:: DATA ENTRIES

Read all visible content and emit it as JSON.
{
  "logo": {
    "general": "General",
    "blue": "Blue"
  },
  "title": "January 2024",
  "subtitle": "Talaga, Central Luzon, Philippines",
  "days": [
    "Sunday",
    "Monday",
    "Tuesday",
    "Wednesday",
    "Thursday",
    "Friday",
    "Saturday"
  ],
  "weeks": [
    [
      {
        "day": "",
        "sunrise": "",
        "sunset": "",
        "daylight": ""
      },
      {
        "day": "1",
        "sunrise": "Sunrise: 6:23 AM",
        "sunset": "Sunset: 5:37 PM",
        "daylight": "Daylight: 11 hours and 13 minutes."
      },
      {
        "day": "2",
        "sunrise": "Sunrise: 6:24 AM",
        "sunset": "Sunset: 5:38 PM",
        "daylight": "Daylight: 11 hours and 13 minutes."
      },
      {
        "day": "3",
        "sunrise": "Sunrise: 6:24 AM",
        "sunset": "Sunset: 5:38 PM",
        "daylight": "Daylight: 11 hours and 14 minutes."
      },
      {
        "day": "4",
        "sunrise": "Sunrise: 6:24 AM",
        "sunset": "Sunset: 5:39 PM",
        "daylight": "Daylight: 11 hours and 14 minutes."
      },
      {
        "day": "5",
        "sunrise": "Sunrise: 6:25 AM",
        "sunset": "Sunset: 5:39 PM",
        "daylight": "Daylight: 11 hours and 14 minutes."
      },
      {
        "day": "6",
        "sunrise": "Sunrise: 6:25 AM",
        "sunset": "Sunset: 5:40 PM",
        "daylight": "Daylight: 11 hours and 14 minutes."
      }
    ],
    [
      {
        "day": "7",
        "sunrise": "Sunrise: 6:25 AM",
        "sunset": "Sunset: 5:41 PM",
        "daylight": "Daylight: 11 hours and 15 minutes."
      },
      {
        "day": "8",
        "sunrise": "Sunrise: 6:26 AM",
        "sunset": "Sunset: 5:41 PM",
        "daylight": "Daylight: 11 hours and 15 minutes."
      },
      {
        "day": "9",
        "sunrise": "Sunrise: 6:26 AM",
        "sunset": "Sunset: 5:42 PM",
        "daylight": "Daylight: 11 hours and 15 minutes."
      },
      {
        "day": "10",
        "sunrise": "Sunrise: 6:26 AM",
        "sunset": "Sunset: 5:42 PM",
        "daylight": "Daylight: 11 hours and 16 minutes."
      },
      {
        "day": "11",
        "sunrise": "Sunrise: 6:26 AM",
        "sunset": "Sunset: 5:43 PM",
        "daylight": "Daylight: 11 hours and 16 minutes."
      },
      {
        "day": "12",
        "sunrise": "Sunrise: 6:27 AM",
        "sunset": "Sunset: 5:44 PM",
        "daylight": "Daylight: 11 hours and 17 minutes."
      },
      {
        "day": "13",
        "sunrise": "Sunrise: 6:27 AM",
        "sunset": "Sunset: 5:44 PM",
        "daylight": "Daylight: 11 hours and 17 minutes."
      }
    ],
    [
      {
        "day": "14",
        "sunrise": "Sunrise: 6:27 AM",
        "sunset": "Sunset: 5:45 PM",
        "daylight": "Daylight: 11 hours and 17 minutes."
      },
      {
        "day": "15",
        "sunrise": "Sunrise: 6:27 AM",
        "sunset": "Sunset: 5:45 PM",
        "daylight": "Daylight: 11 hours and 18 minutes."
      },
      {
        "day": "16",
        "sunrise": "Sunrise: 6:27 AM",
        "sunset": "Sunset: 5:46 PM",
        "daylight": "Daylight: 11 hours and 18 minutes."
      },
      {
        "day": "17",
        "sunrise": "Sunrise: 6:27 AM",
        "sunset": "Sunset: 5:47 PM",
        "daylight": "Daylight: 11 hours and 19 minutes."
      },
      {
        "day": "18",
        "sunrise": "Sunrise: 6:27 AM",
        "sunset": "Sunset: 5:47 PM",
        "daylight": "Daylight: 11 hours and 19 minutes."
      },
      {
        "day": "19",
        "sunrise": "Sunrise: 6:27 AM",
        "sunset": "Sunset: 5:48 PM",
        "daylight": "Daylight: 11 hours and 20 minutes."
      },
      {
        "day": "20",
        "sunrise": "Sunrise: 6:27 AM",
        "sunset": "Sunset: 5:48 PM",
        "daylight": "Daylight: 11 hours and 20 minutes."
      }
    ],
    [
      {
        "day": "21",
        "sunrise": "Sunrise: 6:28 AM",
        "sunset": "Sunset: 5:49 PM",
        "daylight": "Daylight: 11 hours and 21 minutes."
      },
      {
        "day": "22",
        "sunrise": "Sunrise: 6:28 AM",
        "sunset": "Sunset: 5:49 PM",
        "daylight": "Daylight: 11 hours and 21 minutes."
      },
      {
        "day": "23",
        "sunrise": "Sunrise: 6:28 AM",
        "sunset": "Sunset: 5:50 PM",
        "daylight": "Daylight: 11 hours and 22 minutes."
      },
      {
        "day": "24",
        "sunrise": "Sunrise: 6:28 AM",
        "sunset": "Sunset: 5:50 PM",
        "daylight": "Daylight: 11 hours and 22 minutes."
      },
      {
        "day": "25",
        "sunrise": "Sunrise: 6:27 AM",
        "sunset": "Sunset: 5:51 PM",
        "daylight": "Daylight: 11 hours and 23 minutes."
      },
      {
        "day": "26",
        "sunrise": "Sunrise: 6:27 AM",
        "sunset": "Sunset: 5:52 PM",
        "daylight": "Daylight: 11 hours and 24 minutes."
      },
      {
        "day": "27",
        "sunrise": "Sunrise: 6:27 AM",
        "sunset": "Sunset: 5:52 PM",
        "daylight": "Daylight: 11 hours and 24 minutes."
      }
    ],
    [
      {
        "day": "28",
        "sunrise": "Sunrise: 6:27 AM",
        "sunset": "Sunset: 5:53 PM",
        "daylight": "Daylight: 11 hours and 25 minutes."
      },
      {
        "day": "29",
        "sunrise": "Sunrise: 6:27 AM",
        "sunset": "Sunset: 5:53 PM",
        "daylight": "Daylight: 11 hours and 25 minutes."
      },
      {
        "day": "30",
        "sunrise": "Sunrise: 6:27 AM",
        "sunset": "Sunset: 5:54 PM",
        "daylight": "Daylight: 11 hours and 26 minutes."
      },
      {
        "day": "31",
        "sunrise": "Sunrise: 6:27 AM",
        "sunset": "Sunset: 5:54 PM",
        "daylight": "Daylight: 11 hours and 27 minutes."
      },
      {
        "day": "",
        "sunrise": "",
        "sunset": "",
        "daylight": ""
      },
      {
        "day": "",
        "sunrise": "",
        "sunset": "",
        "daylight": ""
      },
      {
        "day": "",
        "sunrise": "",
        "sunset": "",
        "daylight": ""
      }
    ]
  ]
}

::::

◆ WHAT THIS TASK INVOLVES: Write the material out exactly, with nothing left out.

◆ WORKED ANSWER:
Read all visible content and emit it as JSON.
{
  "logo": {
    "general": "General",
    "blue": "Blue"
  },
  "title": "January 2024",
  "subtitle": "Talaga, Central Luzon, Philippines",
  "days": [
    "Sunday",
    "Monday",
    "Tuesday",
    "Wednesday",
    "Thursday",
    "Friday",
    "Saturday"
  ],
  "weeks": [
    [
      {
        "day": "",
        "sunrise": "",
        "sunset": "",
        "daylight": ""
      },
      {
        "day": "1",
        "sunrise": "Sunrise: 6:23 AM",
        "sunset": "Sunset: 5:37 PM",
        "daylight": "Daylight: 11 hours and 13 minutes."
      },
      {
        "day": "2",
        "sunrise": "Sunrise: 6:24 AM",
        "sunset": "Sunset: 5:38 PM",
        "daylight": "Daylight: 11 hours and 13 minutes."
      },
      {
        "day": "3",
        "sunrise": "Sunrise: 6:24 AM",
        "sunset": "Sunset: 5:38 PM",
        "daylight": "Daylight: 11 hours and 14 minutes."
      },
      {
        "day": "4",
        "sunrise": "Sunrise: 6:24 AM",
        "sunset": "Sunset: 5:39 PM",
        "daylight": "Daylight: 11 hours and 14 minutes."
      },
      {
        "day": "5",
        "sunrise": "Sunrise: 6:25 AM",
        "sunset": "Sunset: 5:39 PM",
        "daylight": "Daylight: 11 hours and 14 minutes."
      },
      {
        "day": "6",
        "sunrise": "Sunrise: 6:25 AM",
        "sunset": "Sunset: 5:40 PM",
        "daylight": "Daylight: 11 hours and 14 minutes."
      }
    ],
    [
      {
        "day": "7",
        "sunrise": "Sunrise: 6:25 AM",
        "sunset": "Sunset: 5:41 PM",
        "daylight": "Daylight: 11 hours and 15 minutes."
      },
      {
        "day": "8",
        "sunrise": "Sunrise: 6:26 AM",
        "sunset": "Sunset: 5:41 PM",
        "daylight": "Daylight: 11 hours and 15 minutes."
      },
      {
        "day": "9",
        "sunrise": "Sunrise: 6:26 AM",
        "sunset": "Sunset: 5:42 PM",
        "daylight": "Daylight: 11 hours and 15 minutes."
      },
      {
        "day": "10",
        "sunrise": "Sunrise: 6:26 AM",
        "sunset": "Sunset: 5:42 PM",
        "daylight": "Daylight: 11 hours and 16 minutes."
      },
      {
        "day": "11",
        "sunrise": "Sunrise: 6:26 AM",
        "sunset": "Sunset: 5:43 PM",
        "daylight": "Daylight: 11 hours and 16 minutes."
      },
      {
        "day": "12",
        "sunrise": "Sunrise: 6:27 AM",
        "sunset": "Sunset: 5:44 PM",
        "daylight": "Daylight: 11 hours and 17 minutes."
      },
      {
        "day": "13",
        "sunrise": "Sunrise: 6:27 AM",
        "sunset": "Sunset: 5:44 PM",
        "daylight": "Daylight: 11 hours and 17 minutes."
      }
    ],
    [
      {
        "day": "14",
        "sunrise": "Sunrise: 6:27 AM",
        "sunset": "Sunset: 5:45 PM",
        "daylight": "Daylight: 11 hours and 17 minutes."
      },
      {
        "day": "15",
        "sunrise": "Sunrise: 6:27 AM",
        "sunset": "Sunset: 5:45 PM",
        "daylight": "Daylight: 11 hours and 18 minutes."
      },
      {
        "day": "16",
        "sunrise": "Sunrise: 6:27 AM",
        "sunset": "Sunset: 5:46 PM",
        "daylight": "Daylight: 11 hours and 18 minutes."
      },
      {
        "day": "17",
        "sunrise": "Sunrise: 6:27 AM",
        "sunset": "Sunset: 5:47 PM",
        "daylight": "Daylight: 11 hours and 19 minutes."
      },
      {
        "day": "18",
        "sunrise": "Sunrise: 6:27 AM",
        "sunset": "Sunset: 5:47 PM",
        "daylight": "Daylight: 11 hours and 19 minutes."
      },
      {
        "day": "19",
        "sunrise": "Sunrise: 6:27 AM",
        "sunset": "Sunset: 5:48 PM",
        "daylight": "Daylight: 11 hours and 20 minutes."
      },
      {
        "day": "20",
        "sunrise": "Sunrise: 6:27 AM",
        "sunset": "Sunset: 5:48 PM",
        "daylight": "Daylight: 11 hours and 20 minutes."
      }
    ],
    [
      {
        "day": "21",
        "sunrise": "Sunrise: 6:28 AM",
        "sunset": "Sunset: 5:49 PM",
        "daylight": "Daylight: 11 hours and 21 minutes."
      },
      {
        "day": "22",
        "sunrise": "Sunrise: 6:28 AM",
        "sunset": "Sunset: 5:49 PM",
        "daylight": "Daylight: 11 hours and 21 minutes."
      },
      {
        "day": "23",
        "sunrise": "Sunrise: 6:28 AM",
        "sunset": "Sunset: 5:50 PM",
        "daylight": "Daylight: 11 hours and 22 minutes."
      },
      {
        "day": "24",
        "sunrise": "Sunrise: 6:28 AM",
        "sunset": "Sunset: 5:50 PM",
        "daylight": "Daylight: 11 hours and 22 minutes."
      },
      {
        "day": "25",
        "sunrise": "Sunrise: 6:27 AM",
        "sunset": "Sunset: 5:51 PM",
        "daylight": "Daylight: 11 hours and 23 minutes."
      },
      {
        "day": "26",
        "sunrise": "Sunrise: 6:27 AM",
        "sunset": "Sunset: 5:52 PM",
        "daylight": "Daylight: 11 hours and 24 minutes."
      },
      {
        "day": "27",
        "sunrise": "Sunrise: 6:27 AM",
        "sunset": "Sunset: 5:52 PM",
        "daylight": "Daylight: 11 hours and 24 minutes."
      }
    ],
    [
      {
        "day": "28",
        "sunrise": "Sunrise: 6:27 AM",
        "sunset": "Sunset: 5:53 PM",
        "daylight": "Daylight: 11 hours and 25 minutes."
      },
      {
        "day": "29",
        "sunrise": "Sunrise: 6:27 AM",
        "sunset": "Sunset: 5:53 PM",
        "daylight": "Daylight: 11 hours and 25 minutes."
      },
      {
        "day": "30",
        "sunrise": "Sunrise: 6:27 AM",
        "sunset": "Sunset: 5:54 PM",
        "daylight": "Daylight: 11 hours and 26 minutes."
      },
      {
        "day": "31",
        "sunrise": "Sunrise: 6:27 AM",
        "sunset": "Sunset: 5:54 PM",
        "daylight": "Daylight: 11 hours and 27 minutes."
      },
      {
        "day": "",
        "sunrise": "",
        "sunset": "",
        "daylight": ""
      },
      {
        "day": "",
        "sunrise": "",
        "sunset": "",
        "daylight": ""
      },
      {
        "day": "",
        "sunrise": "",
        "sunset": "",
        "daylight": ""
      }
    ]
  ]
}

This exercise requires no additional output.